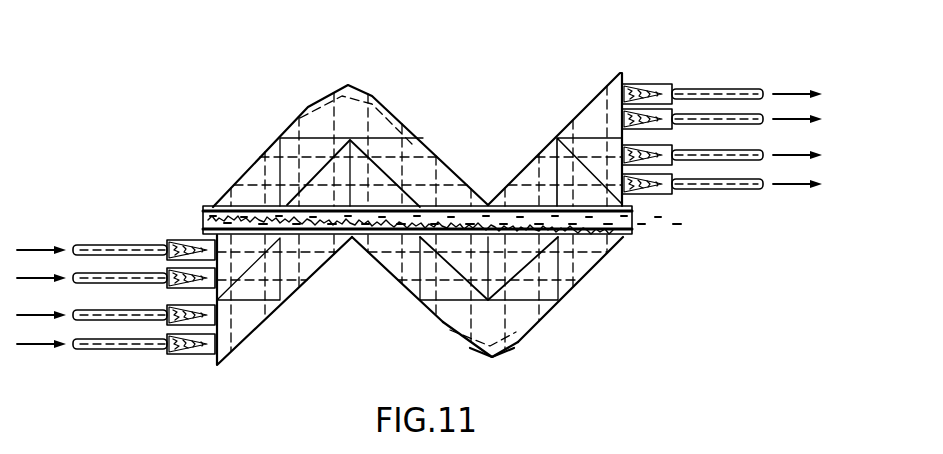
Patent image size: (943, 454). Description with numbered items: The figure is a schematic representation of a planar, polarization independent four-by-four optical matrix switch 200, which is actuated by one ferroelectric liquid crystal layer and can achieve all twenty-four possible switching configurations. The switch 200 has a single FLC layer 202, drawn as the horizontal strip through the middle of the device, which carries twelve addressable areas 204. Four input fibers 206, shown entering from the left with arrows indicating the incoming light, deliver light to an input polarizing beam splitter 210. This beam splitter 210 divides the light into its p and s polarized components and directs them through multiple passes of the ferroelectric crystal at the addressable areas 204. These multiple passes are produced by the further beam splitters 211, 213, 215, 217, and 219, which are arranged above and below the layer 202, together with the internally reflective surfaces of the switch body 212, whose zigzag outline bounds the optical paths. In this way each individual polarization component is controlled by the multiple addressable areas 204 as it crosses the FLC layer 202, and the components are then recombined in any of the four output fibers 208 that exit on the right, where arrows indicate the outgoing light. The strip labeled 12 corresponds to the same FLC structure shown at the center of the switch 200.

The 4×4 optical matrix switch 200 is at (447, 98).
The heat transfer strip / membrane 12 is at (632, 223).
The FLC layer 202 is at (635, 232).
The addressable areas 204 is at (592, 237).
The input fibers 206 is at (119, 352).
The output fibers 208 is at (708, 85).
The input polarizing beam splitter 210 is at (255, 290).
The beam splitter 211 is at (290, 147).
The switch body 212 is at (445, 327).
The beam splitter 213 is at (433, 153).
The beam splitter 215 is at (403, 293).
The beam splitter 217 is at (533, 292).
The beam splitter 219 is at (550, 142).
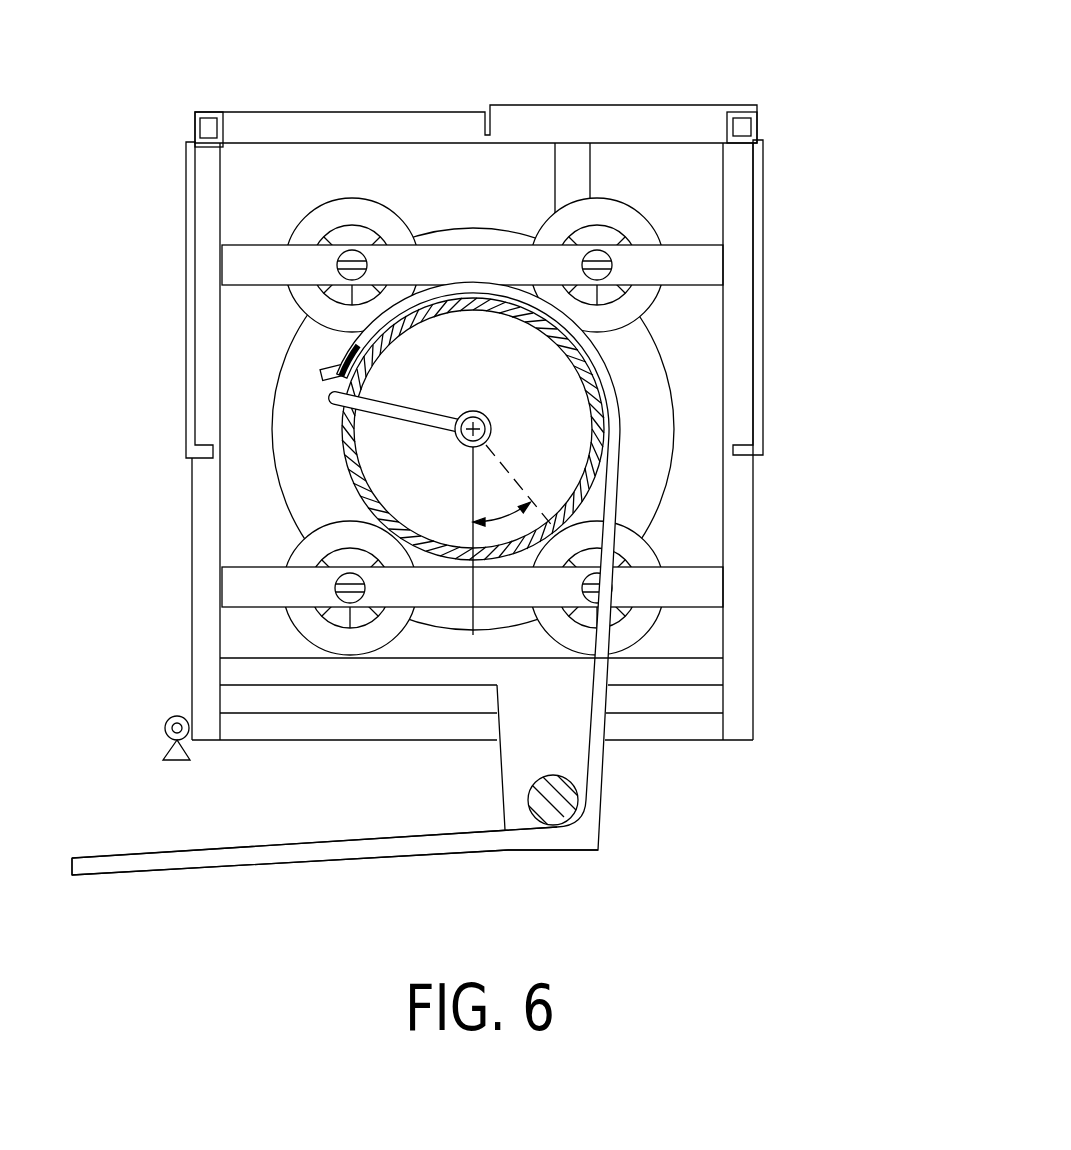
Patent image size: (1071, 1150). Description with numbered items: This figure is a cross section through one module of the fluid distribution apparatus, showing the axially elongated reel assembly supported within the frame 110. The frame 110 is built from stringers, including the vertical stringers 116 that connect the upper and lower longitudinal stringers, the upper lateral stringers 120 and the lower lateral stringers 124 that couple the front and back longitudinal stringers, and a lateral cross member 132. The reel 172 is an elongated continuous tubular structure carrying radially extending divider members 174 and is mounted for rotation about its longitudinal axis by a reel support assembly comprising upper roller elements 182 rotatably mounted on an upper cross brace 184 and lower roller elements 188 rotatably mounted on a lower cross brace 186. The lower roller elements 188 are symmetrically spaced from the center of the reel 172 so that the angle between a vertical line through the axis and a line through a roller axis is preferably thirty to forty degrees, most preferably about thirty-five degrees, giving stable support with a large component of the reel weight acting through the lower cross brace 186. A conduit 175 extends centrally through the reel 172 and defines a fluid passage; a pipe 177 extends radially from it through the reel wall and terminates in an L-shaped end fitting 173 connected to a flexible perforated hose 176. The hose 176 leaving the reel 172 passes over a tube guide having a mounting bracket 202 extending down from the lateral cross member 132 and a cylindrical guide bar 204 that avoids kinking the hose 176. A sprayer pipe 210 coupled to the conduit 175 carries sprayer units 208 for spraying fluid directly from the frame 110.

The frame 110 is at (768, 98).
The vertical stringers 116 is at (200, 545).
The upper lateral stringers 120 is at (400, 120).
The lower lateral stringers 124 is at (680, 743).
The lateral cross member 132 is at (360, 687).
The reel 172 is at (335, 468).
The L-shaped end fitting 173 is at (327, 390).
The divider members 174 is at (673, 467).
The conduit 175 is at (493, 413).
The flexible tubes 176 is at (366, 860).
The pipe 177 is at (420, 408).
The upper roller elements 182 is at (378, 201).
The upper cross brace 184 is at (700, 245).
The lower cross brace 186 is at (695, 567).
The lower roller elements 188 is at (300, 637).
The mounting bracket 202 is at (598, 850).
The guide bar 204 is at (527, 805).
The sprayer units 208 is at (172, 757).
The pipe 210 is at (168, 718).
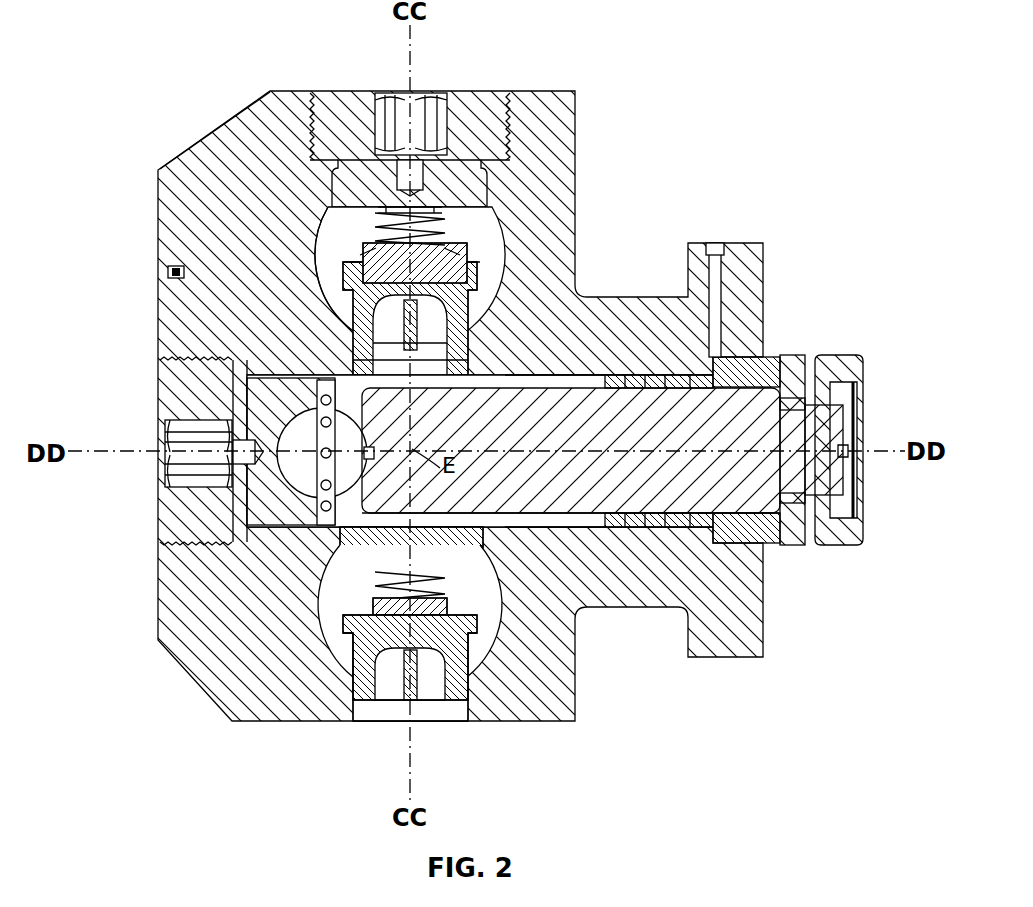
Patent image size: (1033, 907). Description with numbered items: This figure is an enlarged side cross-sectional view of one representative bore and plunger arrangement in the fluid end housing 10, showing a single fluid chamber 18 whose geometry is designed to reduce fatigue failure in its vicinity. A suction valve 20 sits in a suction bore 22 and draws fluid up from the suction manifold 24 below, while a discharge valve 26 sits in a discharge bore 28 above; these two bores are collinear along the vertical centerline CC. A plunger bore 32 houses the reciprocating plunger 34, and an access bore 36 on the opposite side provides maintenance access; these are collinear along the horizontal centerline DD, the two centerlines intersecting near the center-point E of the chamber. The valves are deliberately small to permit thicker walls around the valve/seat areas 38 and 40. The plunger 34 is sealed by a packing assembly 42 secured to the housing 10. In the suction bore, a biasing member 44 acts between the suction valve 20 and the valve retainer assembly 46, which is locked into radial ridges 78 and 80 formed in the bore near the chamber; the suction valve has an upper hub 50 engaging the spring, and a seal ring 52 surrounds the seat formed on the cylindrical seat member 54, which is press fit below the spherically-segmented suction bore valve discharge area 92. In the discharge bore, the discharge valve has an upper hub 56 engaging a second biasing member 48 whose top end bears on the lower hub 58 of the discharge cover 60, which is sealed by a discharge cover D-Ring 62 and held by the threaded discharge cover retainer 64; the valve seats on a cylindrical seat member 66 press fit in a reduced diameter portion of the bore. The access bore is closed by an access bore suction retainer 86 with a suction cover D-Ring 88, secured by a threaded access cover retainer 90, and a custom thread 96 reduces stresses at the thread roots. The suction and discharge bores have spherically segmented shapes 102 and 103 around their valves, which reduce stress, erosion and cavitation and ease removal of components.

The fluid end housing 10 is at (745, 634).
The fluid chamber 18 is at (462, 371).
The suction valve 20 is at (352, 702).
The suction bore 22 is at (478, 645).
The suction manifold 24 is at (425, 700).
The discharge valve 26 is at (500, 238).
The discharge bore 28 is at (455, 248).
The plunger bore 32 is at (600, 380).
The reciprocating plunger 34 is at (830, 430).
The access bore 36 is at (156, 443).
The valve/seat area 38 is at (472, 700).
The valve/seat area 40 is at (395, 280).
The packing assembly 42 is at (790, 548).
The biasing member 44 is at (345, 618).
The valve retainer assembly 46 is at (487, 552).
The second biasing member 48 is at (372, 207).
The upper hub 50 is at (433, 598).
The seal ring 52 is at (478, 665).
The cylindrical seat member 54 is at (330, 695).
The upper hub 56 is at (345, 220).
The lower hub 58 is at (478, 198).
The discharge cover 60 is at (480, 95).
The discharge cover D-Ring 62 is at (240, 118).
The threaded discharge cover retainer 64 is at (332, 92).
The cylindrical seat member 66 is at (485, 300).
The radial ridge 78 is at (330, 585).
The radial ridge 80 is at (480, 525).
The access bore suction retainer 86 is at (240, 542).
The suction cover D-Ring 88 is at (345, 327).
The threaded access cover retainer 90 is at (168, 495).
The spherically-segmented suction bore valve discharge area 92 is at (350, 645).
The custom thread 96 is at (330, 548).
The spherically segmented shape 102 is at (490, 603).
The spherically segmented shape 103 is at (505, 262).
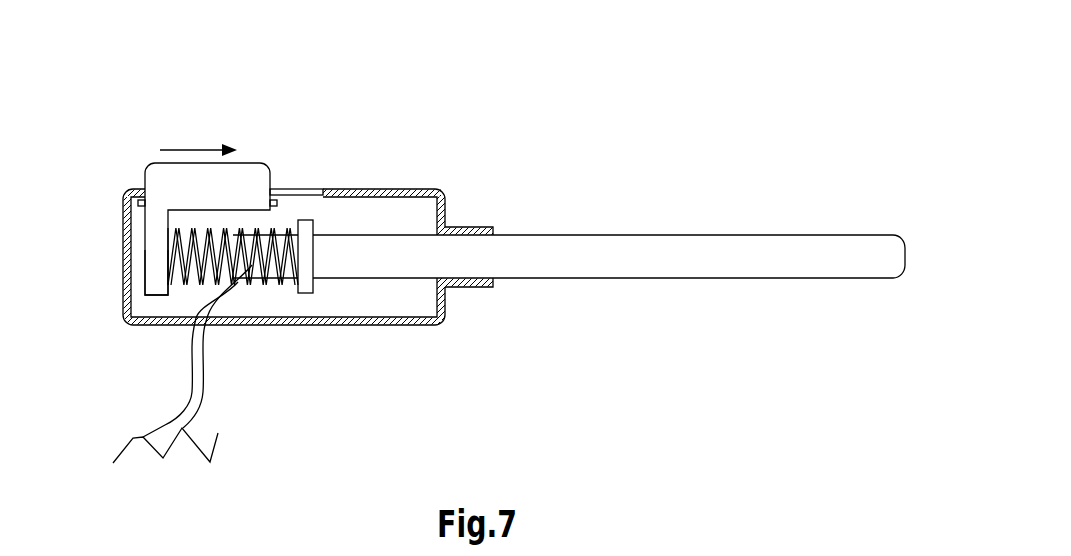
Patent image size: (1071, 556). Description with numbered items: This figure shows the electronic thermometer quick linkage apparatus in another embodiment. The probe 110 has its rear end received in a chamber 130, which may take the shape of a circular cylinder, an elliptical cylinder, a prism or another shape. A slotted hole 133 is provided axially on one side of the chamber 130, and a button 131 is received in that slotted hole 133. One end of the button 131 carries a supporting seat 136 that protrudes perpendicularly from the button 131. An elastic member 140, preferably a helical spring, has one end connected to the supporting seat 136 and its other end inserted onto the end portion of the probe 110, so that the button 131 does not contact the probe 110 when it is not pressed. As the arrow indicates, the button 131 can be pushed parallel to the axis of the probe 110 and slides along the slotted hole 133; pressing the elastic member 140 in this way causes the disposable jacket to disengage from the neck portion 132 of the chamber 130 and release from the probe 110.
- - - - -
DIRECTIONS FOR THIS TASK: Output every line of the material above as a JSON list of strings, one string per line, skipping blank lines and leaving out the pictures.

TASK SOLUTION:
[
  "Patent image size: (943, 454). Description with numbered items: The figure is a schematic representation of a planar, polarization independent four-by-four optical matrix switch 200, which is actuated by one ferroelectric liquid crystal layer and can achieve all twenty-four possible switching configurations. The switch 200 has a single FLC layer 202, drawn as the horizontal strip through the middle of the device, which carries twelve addressable areas 204. Four input fibers 206, shown entering from the left with arrows indicating the incoming light, deliver light to an input polarizing beam splitter 210. This beam splitter 210 divides the light into its p and s polarized components and directs them through multiple passes of the ferroelectric crystal at the addressable areas 204. These multiple passes are produced by the further beam splitters 211, 213, 215, 217, and 219, which are arranged above and below the layer 202, together with the internally reflective surfaces of the switch body 212, whose zigzag outline bounds the optical paths. In this way each individual polarization component is controlled by the multiple addressable areas 204 as it crosses the FLC layer 202, and the components are then recombined in any of the four output fibers 208 that exit on the right, where arrows indicate the outgoing light. The strip labeled 12 corresponds to the same FLC structure shown at the center of the switch 200.",
  "The 4×4 optical matrix switch 200 is at (447, 98).",
  "The heat transfer strip / membrane 12 is at (632, 223).",
  "The FLC layer 202 is at (635, 232).",
  "The addressable areas 204 is at (592, 237).",
  "The input fibers 206 is at (119, 352).",
  "The output fibers 208 is at (708, 85).",
  "The input polarizing beam splitter 210 is at (255, 290).",
  "The beam splitter 211 is at (290, 147).",
  "The switch body 212 is at (445, 327).",
  "The beam splitter 213 is at (433, 153).",
  "The beam splitter 215 is at (403, 293).",
  "The beam splitter 217 is at (533, 292).",
  "The beam splitter 219 is at (550, 142).",
  "Patent image size: (1071, 1150). Description with numbered items: This figure is a cross section through one module of the fluid distribution apparatus, showing the axially elongated reel assembly supported within the frame 110. The frame 110 is built from stringers, including the vertical stringers 116 that connect the upper and lower longitudinal stringers, the upper lateral stringers 120 and the lower lateral stringers 124 that couple the front and back longitudinal stringers, and a lateral cross member 132. The reel 172 is an elongated continuous tubular structure carrying radially extending divider members 174 and is mounted for rotation about its longitudinal axis by a reel support assembly comprising upper roller elements 182 rotatably mounted on an upper cross brace 184 and lower roller elements 188 rotatably mounted on a lower cross brace 186. The lower roller elements 188 are symmetrically spaced from the center of the reel 172 so that the angle between a vertical line through the axis and a line through a roller axis is preferably thirty to forty degrees, most preferably about thirty-five degrees, giving stable support with a large component of the reel weight acting through the lower cross brace 186. A conduit 175 extends centrally through the reel 172 and defines a fluid passage; a pipe 177 extends radially from it through the reel wall and terminates in an L-shaped end fitting 173 connected to a flexible perforated hose 176. The hose 176 leaving the reel 172 passes over a tube guide having a mounting bracket 202 extending down from the lateral cross member 132 and a cylindrical guide bar 204 that avoids kinking the hose 176. A sprayer pipe 210 coupled to the conduit 175 carries sprayer units 208 for spraying fluid directly from the frame 110.",
  "The frame 110 is at (768, 98).",
  "The vertical stringers 116 is at (200, 545).",
  "The upper lateral stringers 120 is at (400, 120).",
  "The lower lateral stringers 124 is at (680, 743).",
  "The lateral cross member 132 is at (360, 687).",
  "The reel 172 is at (335, 468).",
  "The L-shaped end fitting 173 is at (327, 390).",
  "The divider members 174 is at (673, 467).",
  "The conduit 175 is at (493, 413).",
  "The flexible tubes 176 is at (366, 860).",
  "The pipe 177 is at (420, 408).",
  "The upper roller elements 182 is at (378, 201).",
  "The upper cross brace 184 is at (700, 245).",
  "The lower cross brace 186 is at (695, 567).",
  "The lower roller elements 188 is at (300, 637).",
  "The mounting bracket 202 is at (598, 850).",
  "The guide bar 204 is at (527, 805).",
  "The sprayer units 208 is at (172, 757).",
  "The pipe 210 is at (168, 718).",
  "Patent image size: (1033, 907). Description with numbered items: This figure is an enlarged side cross-sectional view of one representative bore and plunger arrangement in the fluid end housing 10, showing a single fluid chamber 18 whose geometry is designed to reduce fatigue failure in its vicinity. A suction valve 20 sits in a suction bore 22 and draws fluid up from the suction manifold 24 below, while a discharge valve 26 sits in a discharge bore 28 above; these two bores are collinear along the vertical centerline CC. A plunger bore 32 houses the reciprocating plunger 34, and an access bore 36 on the opposite side provides maintenance access; these are collinear along the horizontal centerline DD, the two centerlines intersecting near the center-point E of the chamber. The valves are deliberately small to permit thicker walls around the valve/seat areas 38 and 40. The plunger 34 is sealed by a packing assembly 42 secured to the housing 10. In the suction bore, a biasing member 44 acts between the suction valve 20 and the valve retainer assembly 46, which is locked into radial ridges 78 and 80 formed in the bore near the chamber; the suction valve has an upper hub 50 engaging the spring, and a seal ring 52 surrounds the seat formed on the cylindrical seat member 54, which is press fit below the spherically-segmented suction bore valve discharge area 92. In the discharge bore, the discharge valve has an upper hub 56 engaging a second biasing member 48 whose top end bears on the lower hub 58 of the discharge cover 60, which is sealed by a discharge cover D-Ring 62 and held by the threaded discharge cover retainer 64; the valve seats on a cylindrical seat member 66 press fit in a reduced diameter portion of the bore. The access bore is closed by an access bore suction retainer 86 with a suction cover D-Ring 88, secured by a threaded access cover retainer 90, and a custom thread 96 reduces stresses at the thread roots. The suction and discharge bores have spherically segmented shapes 102 and 103 around their valves, which reduce stress, erosion and cavitation and ease removal of components.",
  "The fluid end housing 10 is at (745, 634).",
  "The fluid chamber 18 is at (462, 371).",
  "The suction valve 20 is at (352, 702).",
  "The suction bore 22 is at (478, 645).",
  "The suction manifold 24 is at (425, 700).",
  "The discharge valve 26 is at (500, 238).",
  "The discharge bore 28 is at (455, 248).",
  "The plunger bore 32 is at (600, 380).",
  "The reciprocating plunger 34 is at (830, 430).",
  "The access bore 36 is at (156, 443).",
  "The valve/seat area 38 is at (472, 700).",
  "The valve/seat area 40 is at (395, 280).",
  "The packing assembly 42 is at (790, 548).",
  "The biasing member 44 is at (345, 618).",
  "The valve retainer assembly 46 is at (487, 552).",
  "The second biasing member 48 is at (372, 207).",
  "The upper hub 50 is at (433, 598).",
  "The seal ring 52 is at (478, 665).",
  "The cylindrical seat member 54 is at (330, 695).",
  "The upper hub 56 is at (345, 220).",
  "The lower hub 58 is at (478, 198).",
  "The discharge cover 60 is at (480, 95).",
  "The discharge cover D-Ring 62 is at (240, 118).",
  "The threaded discharge cover retainer 64 is at (332, 92).",
  "The cylindrical seat member 66 is at (485, 300).",
  "The radial ridge 78 is at (330, 585).",
  "The radial ridge 80 is at (480, 525).",
  "The access bore suction retainer 86 is at (240, 542).",
  "The suction cover D-Ring 88 is at (345, 327).",
  "The threaded access cover retainer 90 is at (168, 495).",
  "The spherically-segmented suction bore valve discharge area 92 is at (350, 645).",
  "The custom thread 96 is at (330, 548).",
  "The spherically segmented shape 102 is at (490, 603).",
  "The spherically segmented shape 103 is at (505, 262).",
  "Patent image size: (1071, 556). Description with numbered items: This figure shows the electronic thermometer quick linkage apparatus in another embodiment. The probe 110 has its rear end received in a chamber 130, which may take the shape of a circular cylinder, an elliptical cylinder, a prism or another shape. A slotted hole 133 is provided axially on one side of the chamber 130, and a button 131 is received in that slotted hole 133. One end of the button 131 carries a supporting seat 136 that protrudes perpendicularly from the button 131. An elastic member 140, preferably a helical spring, has one end connected to the supporting seat 136 and its other end inserted onto the end portion of the probe 110, so that the button 131 does not contact the probe 110 when it is not pressed. As the arrow indicates, the button 131 can be pushed parallel to the axis of the probe 110 and slides along the slotted hole 133; pressing the elastic member 140 in this way causes the disposable jacket to disengage from the neck portion 132 of the chamber 130 and release from the probe 110."
]